Aim: Quote the lines from the first one through the line containing "street-input[interactable] xyxy=(418,379,658,397)", both included.

Stored data:
/---

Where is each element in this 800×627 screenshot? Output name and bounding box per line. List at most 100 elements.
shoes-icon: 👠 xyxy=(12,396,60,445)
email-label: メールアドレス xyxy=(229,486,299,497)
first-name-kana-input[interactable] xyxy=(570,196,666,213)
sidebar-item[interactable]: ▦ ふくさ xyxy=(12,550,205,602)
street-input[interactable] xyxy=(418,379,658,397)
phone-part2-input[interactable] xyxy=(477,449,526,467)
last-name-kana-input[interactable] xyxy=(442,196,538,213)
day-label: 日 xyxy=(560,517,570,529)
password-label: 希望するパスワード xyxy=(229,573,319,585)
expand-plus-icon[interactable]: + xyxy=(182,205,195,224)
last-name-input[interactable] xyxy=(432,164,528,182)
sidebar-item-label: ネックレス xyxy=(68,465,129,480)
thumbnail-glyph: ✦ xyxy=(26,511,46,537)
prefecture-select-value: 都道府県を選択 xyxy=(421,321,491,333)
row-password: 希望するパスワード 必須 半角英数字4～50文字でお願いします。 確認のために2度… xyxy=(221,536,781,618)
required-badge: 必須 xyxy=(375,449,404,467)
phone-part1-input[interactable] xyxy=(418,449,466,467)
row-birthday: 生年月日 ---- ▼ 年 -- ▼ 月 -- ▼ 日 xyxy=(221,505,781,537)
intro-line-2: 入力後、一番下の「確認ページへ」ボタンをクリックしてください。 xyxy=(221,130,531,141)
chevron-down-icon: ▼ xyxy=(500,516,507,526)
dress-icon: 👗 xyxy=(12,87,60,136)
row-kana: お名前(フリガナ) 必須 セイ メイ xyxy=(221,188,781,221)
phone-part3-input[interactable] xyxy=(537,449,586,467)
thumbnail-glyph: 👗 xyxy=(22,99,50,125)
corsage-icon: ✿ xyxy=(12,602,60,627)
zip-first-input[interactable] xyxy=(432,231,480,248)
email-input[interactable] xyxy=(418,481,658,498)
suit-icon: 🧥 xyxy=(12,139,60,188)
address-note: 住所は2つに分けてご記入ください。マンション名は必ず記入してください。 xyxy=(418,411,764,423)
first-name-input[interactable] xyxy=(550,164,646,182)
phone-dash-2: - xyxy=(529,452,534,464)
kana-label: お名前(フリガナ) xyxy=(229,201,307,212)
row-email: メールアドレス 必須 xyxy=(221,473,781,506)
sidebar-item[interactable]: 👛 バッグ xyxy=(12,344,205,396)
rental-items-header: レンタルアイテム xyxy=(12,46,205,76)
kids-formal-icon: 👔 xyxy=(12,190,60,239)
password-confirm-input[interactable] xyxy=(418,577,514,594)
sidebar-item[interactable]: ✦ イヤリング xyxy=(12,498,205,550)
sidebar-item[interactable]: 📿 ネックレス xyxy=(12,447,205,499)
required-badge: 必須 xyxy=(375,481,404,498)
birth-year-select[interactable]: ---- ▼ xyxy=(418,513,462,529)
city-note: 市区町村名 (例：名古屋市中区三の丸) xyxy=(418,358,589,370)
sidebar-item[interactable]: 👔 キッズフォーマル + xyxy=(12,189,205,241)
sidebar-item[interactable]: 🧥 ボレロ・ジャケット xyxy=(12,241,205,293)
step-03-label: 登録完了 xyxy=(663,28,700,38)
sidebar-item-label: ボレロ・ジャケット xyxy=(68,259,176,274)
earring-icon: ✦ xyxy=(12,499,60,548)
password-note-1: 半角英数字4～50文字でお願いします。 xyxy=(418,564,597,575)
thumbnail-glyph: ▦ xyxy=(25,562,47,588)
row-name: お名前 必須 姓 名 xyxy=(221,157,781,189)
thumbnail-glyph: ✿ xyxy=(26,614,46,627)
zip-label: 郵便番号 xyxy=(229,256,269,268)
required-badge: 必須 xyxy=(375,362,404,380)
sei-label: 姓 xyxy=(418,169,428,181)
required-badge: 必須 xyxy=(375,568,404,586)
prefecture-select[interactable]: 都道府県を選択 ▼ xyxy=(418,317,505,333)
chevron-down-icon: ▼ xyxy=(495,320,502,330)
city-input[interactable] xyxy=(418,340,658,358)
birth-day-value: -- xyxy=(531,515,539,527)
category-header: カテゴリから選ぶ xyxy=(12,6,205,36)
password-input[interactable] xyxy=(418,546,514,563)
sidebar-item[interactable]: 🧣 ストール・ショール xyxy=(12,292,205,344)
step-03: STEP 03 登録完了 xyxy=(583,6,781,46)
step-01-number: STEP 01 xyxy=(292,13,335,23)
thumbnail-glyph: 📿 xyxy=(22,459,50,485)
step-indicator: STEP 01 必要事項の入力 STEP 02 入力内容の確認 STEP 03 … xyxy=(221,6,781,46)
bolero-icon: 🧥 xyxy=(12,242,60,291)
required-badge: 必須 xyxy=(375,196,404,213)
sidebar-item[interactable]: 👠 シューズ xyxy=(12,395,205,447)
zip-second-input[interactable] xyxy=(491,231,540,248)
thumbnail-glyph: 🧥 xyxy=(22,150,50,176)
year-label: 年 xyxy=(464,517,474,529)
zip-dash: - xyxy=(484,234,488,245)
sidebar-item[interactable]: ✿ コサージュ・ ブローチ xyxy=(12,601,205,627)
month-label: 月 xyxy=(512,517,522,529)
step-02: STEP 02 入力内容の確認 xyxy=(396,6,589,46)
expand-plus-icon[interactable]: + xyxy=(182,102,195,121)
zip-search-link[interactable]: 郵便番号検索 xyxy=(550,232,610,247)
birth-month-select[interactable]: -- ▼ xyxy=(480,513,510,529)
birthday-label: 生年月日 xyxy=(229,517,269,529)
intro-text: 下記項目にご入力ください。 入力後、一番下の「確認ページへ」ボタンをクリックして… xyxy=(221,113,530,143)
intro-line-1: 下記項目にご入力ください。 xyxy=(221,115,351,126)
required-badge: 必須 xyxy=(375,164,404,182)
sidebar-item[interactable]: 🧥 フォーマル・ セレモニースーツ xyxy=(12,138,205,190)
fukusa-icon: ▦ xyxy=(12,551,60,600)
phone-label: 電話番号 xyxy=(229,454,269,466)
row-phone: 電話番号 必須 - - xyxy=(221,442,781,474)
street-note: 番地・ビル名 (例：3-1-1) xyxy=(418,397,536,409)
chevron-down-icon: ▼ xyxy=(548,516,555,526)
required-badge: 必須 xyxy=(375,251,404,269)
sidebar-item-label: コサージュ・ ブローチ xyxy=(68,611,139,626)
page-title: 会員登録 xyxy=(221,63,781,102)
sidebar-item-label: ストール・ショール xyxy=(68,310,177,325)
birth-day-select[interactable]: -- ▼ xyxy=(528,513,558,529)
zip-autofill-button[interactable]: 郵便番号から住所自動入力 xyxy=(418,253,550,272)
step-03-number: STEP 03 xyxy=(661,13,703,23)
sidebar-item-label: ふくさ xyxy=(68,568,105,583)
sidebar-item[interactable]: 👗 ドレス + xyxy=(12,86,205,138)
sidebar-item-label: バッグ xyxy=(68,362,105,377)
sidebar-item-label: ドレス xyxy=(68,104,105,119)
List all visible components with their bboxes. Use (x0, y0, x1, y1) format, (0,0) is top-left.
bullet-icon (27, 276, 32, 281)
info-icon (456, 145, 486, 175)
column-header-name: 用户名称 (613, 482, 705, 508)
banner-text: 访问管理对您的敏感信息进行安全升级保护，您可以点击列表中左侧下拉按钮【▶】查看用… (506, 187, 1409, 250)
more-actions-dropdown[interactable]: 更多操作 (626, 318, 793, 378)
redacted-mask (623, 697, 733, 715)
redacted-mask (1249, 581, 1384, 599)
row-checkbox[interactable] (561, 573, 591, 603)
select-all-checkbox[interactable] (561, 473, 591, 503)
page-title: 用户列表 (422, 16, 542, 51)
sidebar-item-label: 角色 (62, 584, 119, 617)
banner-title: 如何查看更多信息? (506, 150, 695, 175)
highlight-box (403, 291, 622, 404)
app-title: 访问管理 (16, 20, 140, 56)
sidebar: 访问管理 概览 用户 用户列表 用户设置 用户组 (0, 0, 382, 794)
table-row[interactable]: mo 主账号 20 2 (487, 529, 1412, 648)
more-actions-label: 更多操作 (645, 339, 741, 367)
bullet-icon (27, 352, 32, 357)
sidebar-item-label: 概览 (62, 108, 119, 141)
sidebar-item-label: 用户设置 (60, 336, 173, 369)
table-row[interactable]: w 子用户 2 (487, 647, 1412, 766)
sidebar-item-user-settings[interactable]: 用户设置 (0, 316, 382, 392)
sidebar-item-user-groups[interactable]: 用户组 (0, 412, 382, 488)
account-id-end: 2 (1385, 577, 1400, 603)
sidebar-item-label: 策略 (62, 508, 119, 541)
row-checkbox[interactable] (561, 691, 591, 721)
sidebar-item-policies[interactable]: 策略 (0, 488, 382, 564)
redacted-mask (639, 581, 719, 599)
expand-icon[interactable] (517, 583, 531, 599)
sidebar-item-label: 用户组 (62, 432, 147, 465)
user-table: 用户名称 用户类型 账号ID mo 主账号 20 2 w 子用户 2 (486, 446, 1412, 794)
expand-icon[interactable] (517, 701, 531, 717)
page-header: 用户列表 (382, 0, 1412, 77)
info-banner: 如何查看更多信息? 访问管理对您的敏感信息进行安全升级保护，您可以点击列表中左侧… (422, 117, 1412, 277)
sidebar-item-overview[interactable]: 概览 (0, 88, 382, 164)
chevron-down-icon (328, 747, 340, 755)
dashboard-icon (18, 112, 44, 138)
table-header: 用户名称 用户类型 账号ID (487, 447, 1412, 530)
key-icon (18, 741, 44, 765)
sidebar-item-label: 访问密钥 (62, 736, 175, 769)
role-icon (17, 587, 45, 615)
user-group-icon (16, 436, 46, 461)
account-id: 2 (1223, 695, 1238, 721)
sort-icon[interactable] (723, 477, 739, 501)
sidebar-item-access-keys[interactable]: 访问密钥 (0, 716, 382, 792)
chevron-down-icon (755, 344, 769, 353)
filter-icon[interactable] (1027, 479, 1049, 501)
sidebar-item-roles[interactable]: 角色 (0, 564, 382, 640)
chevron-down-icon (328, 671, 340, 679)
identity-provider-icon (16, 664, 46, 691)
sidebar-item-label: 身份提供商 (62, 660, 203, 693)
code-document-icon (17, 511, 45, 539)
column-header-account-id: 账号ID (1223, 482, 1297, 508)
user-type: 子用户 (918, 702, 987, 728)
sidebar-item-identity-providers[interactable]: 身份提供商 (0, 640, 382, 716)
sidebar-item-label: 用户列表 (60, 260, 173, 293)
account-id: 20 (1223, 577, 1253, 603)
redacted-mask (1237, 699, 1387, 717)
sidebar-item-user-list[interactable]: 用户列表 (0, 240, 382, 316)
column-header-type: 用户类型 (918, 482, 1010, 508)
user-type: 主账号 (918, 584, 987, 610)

\---

Solved exercise:
Where is each element in this 800×627 screenshot? Output name and bounding box per line. List at most 100 elements.
shoes-icon: 👠 xyxy=(12,396,60,445)
email-label: メールアドレス xyxy=(229,486,299,497)
first-name-kana-input[interactable] xyxy=(570,196,666,213)
sidebar-item[interactable]: ▦ ふくさ xyxy=(12,550,205,602)
street-input[interactable] xyxy=(418,379,658,397)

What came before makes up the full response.